_Provided material_:
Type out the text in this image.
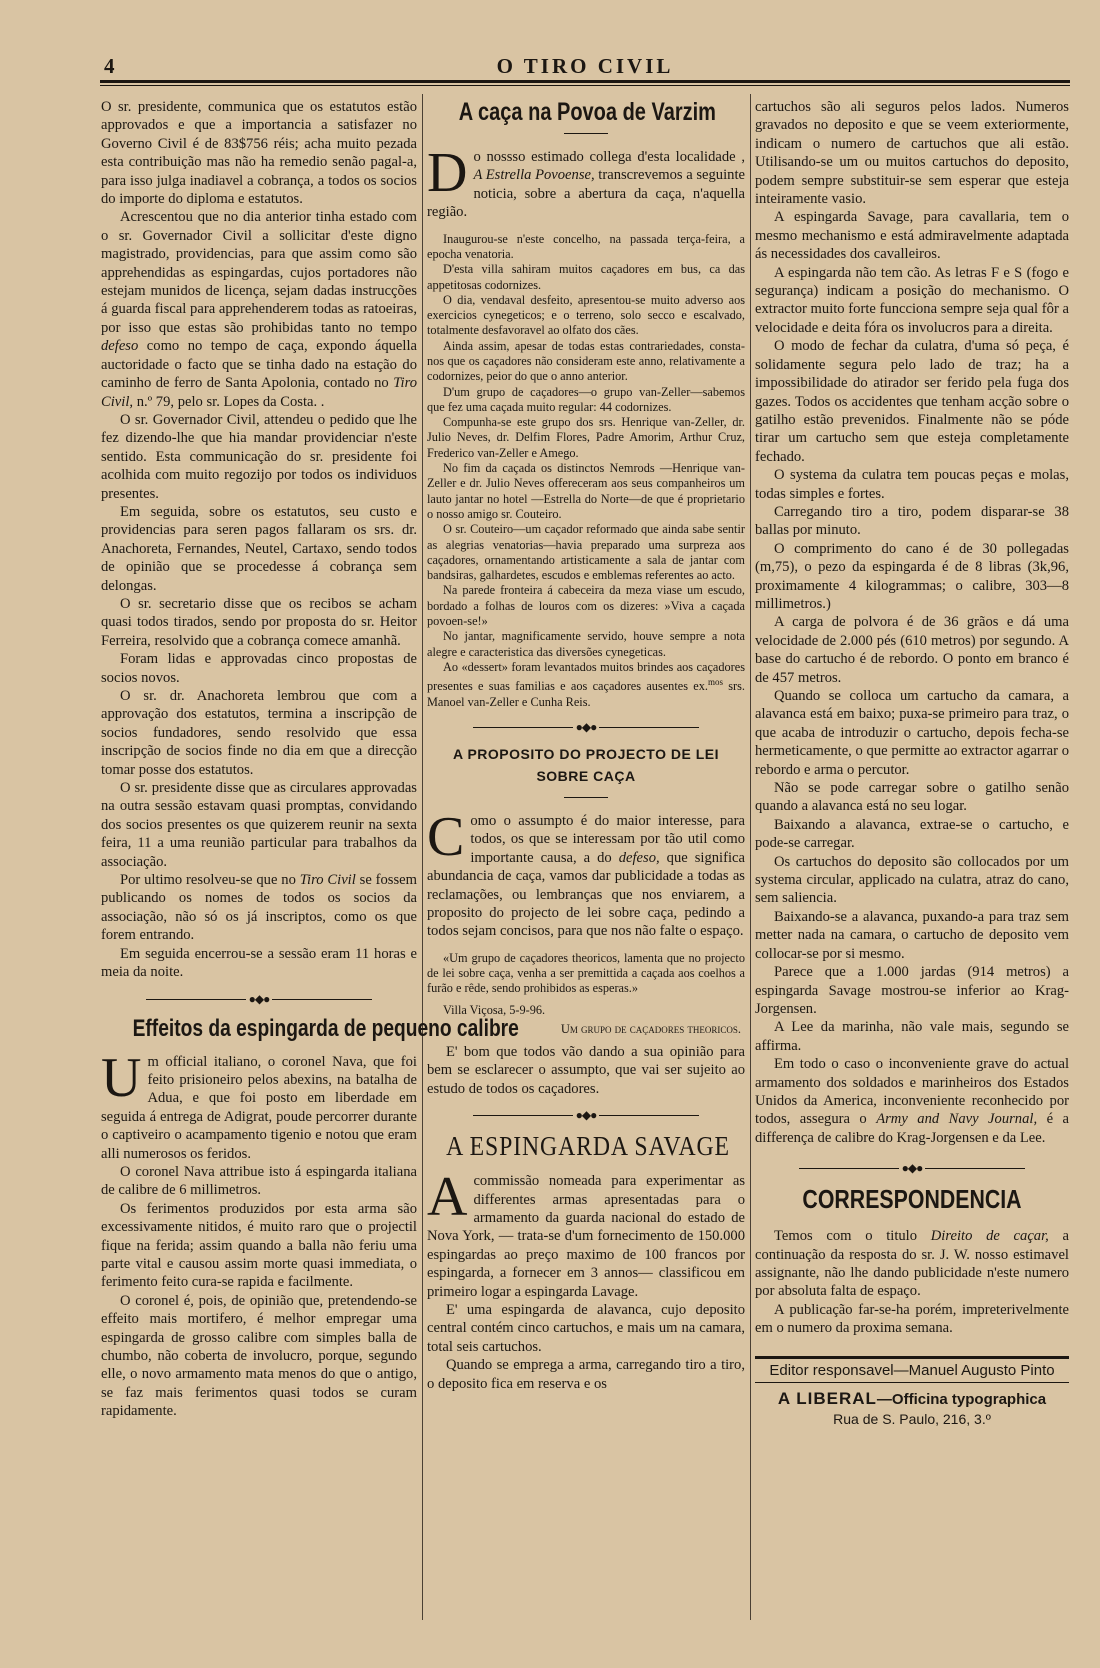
4	O TIRO CIVIL

O sr. presidente, communica que os estatutos estão approvados e que a importancia a satisfazer no Governo Civil é de 83$756 réis; acha muito pezada esta contribuição mas não ha remedio senão pagal-a, para isso julga inadiavel a cobrança, a todos os socios do importe do diploma e estatutos.

Acrescentou que no dia anterior tinha estado com o sr. Governador Civil a sollicitar d'este digno magistrado, providencias, para que assim como são apprehendidas as espingardas, cujos portadores não estejam munidos de licença, sejam dadas instrucções á guarda fiscal para apprehenderem todas as ratoeiras, por isso que estas são prohibidas tanto no tempo defeso como no tempo de caça, expondo áquella auctoridade o facto que se tinha dado na estação do caminho de ferro de Santa Apolonia, contado no Tiro Civil, n.º 79, pelo sr. Lopes da Costa. .

O sr. Governador Civil, attendeu o pedido que lhe fez dizendo-lhe que hia mandar providenciar n'este sentido. Esta communicação do sr. presidente foi acolhida com muito regozijo por todos os individuos presentes.

Em seguida, sobre os estatutos, seu custo e providencias para seren pagos fallaram os srs. dr. Anachoreta, Fernandes, Neutel, Cartaxo, sendo todos de opinião que se procedesse á cobrança sem delongas.

O sr. secretario disse que os recibos se acham quasi todos tirados, sendo por proposta do sr. Heitor Ferreira, resolvido que a cobrança comece amanhã.

Foram lidas e approvadas cinco propostas de socios novos.

O sr. dr. Anachoreta lembrou que com a approvação dos estatutos, termina a inscripção de socios fundadores, sendo resolvido que essa inscripção de socios finde no dia em que a direcção tomar posse dos estatutos.

O sr. presidente disse que as circulares approvadas na outra sessão estavam quasi promptas, convidando dos socios presentes os que quizerem reunir na sexta feira, 11 a uma reunião particular para trabalhos da associação.

Por ultimo resolveu-se que no Tiro Civil se fossem publicando os nomes de todos os socios da associação, não só os já inscriptos, como os que forem entrando.

Em seguida encerrou-se a sessão eram 11 horas e meia da noite.

●◆●
Effeitos da espingarda de pequeno calibre

Um official italiano, o coronel Nava, que foi feito prisioneiro pelos abexins, na batalha de Adua, e que foi posto em liberdade em seguida á entrega de Adigrat, poude percorrer durante o captiveiro o acampamento tigenio e notou que eram alli numerosos os feridos.

O coronel Nava attribue isto á espingarda italiana de calibre de 6 millimetros.

Os ferimentos produzidos por esta arma são excessivamente nitidos, é muito raro que o projectil fique na ferida; assim quando a balla não feriu uma parte vital e causou assim morte quasi immediata, o ferimento feito cura-se rapida e facilmente.

O coronel é, pois, de opinião que, pretendendo-se effeito mais mortifero, é melhor empregar uma espingarda de grosso calibre com simples balla de chumbo, não coberta de involucro, porque, segundo elle, o novo armamento mata menos do que o antigo, se faz mais ferimentos quasi todos se curam rapidamente.

A caça na Povoa de Varzim

Do nossso estimado collega d'esta localidade , A Estrella Povoense, transcrevemos a seguinte noticia, sobre a abertura da caça, n'aquella região.

Inaugurou-se n'este concelho, na passada terça-feira, a epocha venatoria.

D'esta villa sahiram muitos caçadores em bus, ca das appetitosas codornizes.

O dia, vendaval desfeito, apresentou-se muito adverso aos exercicios cynegeticos; e o terreno, solo secco e escalvado, totalmente desfavoravel ao olfato dos cães.

Ainda assim, apesar de todas estas contrariedades, consta-nos que os caçadores não consideram este anno, relativamente a codornizes, peior do que o anno anterior.

D'um grupo de caçadores—o grupo van-Zeller—sabemos que fez uma caçada muito regular: 44 codornizes.

Compunha-se este grupo dos srs. Henrique van-Zeller, dr. Julio Neves, dr. Delfim Flores, Padre Amorim, Arthur Cruz, Frederico van-Zeller e Amego.

No fim da caçada os distinctos Nemrods —Henrique van-Zeller e dr. Julio Neves offereceram aos seus companheiros um lauto jantar no hotel —Estrella do Norte—de que é proprietario o nosso amigo sr. Couteiro.

O sr. Couteiro—um caçador reformado que ainda sabe sentir as alegrias venatorias—havia preparado uma surpreza aos caçadores, ornamentando artisticamente a sala de jantar com bandsiras, galhardetes, escudos e emblemas referentes ao acto.

Na parede fronteira á cabeceira da meza viase um escudo, bordado a folhas de louros com os dizeres: »Viva a caçada povoen-se!»

No jantar, magnificamente servido, houve sempre a nota alegre e caracteristica das diversões cynegeticas.

Ao «dessert» foram levantados muitos brindes aos caçadores presentes e suas familias e aos caçadores ausentes ex.$^{mos}$ srs. Manoel van-Zeller e Cunha Reis.

●◆●
A PROPOSITO DO PROJECTO DE LEI SOBRE CAÇA

Como o assumpto é do maior interesse, para todos, os que se interessam por tão util como importante causa, a do defeso, que significa abundancia de caça, vamos dar publicidade a todas as reclamações, ou lembranças que nos enviarem, a proposito do projecto de lei sobre caça, pedindo a todos sejam concisos, para que nos não falte o espaço.

«Um grupo de caçadores theoricos, lamenta que no projecto de lei sobre caça, venha a ser premittida a caçada aos coelhos a furão e rêde, sendo prohibidos as esperas.»

Villa Viçosa, 5-9-96.

Um grupo de caçadores theoricos.

E' bom que todos vão dando a sua opinião para bem se esclarecer o assumpto, que vai ser sujeito ao estudo de todos os caçadores.

●◆●
A ESPINGARDA SAVAGE

Acommissão nomeada para experimentar as differentes armas apresentadas para o armamento da guarda nacional do estado de Nova York, — trata-se d'um fornecimento de 150.000 espingardas ao preço maximo de 100 francos por espingarda, a fornecer em 3 annos— classificou em primeiro logar a espingarda Lavage.

E' uma espingarda de alavanca, cujo deposito central contém cinco cartuchos, e mais um na camara, total seis cartuchos.

Quando se emprega a arma, carregando tiro a tiro, o deposito fica em reserva e os

cartuchos são ali seguros pelos lados. Numeros gravados no deposito e que se veem exteriormente, indicam o numero de cartuchos que ali estão. Utilisando-se um ou muitos cartuchos do deposito, podem sempre substituir-se sem esperar que esteja inteiramente vasio.

A espingarda Savage, para cavallaria, tem o mesmo mechanismo e está admiravelmente adaptada ás necessidades dos cavalleiros.

A espingarda não tem cão. As letras F e S (fogo e segurança) indicam a posição do mechanismo. O extractor muito forte funcciona sempre seja qual fôr a velocidade e deita fóra os involucros para a direita.

O modo de fechar da culatra, d'uma só peça, é solidamente segura pelo lado de traz; ha a impossibilidade do atirador ser ferido pela fuga dos gazes. Todos os accidentes que tenham acção sobre o gatilho estão prevenidos. Finalmente não se póde tirar um cartucho sem que esteja completamente fechado.

O systema da culatra tem poucas peças e molas, todas simples e fortes.

Carregando tiro a tiro, podem disparar-se 38 ballas por minuto.

O comprimento do cano é de 30 pollegadas (m,75), o pezo da espingarda é de 8 libras (3k,96, proximamente 4 kilogrammas; o calibre, 303—8 millimetros.)

A carga de polvora é de 36 grãos e dá uma velocidade de 2.000 pés (610 metros) por segundo. A base do cartucho é de rebordo. O ponto em branco é de 457 metros.

Quando se colloca um cartucho da camara, a alavanca está em baixo; puxa-se primeiro para traz, o que acaba de introduzir o cartucho, depois fecha-se hermeticamente, o que permitte ao extractor agarrar o rebordo e arma o percutor.

Não se pode carregar sobre o gatilho senão quando a alavanca está no seu logar.

Baixando a alavanca, extrae-se o cartucho, e pode-se carregar.

Os cartuchos do deposito são collocados por um systema circular, applicado na culatra, atraz do cano, sem saliencia.

Baixando-se a alavanca, puxando-a para traz sem metter nada na camara, o cartucho de deposito vem collocar-se por si mesmo.

Parece que a 1.000 jardas (914 metros) a espingarda Savage mostrou-se inferior ao Krag-Jorgensen.

A Lee da marinha, não vale mais, segundo se affirma.

Em todo o caso o inconveniente grave do actual armamento dos soldados e marinheiros dos Estados Unidos da America, inconveniente reconhecido por todos, assegura o Army and Navy Journal, é a differença de calibre do Krag-Jorgensen e da Lee.

●◆●
CORRESPONDENCIA

Temos com o titulo Direito de caçar, a continuação da resposta do sr. J. W. nosso estimavel assignante, não lhe dando publicidade n'este numero por absoluta falta de espaço.

A publicação far-se-ha porém, impreterivelmente em o numero da proxima semana.

Editor responsavel—Manuel Augusto Pinto
A LIBERAL—Officina typographica
Rua de S. Paulo, 216, 3.º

_The problem_: Copy out every line that includes the word "velocidade".

_Written answer_:
A espingarda não tem cão. As letras F e S (fogo e segurança) indicam a posição do mechanismo. O extractor muito forte funcciona sempre seja qual fôr a velocidade e deita fóra os involucros para a direita.
A carga de polvora é de 36 grãos e dá uma velocidade de 2.000 pés (610 metros) por segundo. A base do cartucho é de rebordo. O ponto em branco é de 457 metros.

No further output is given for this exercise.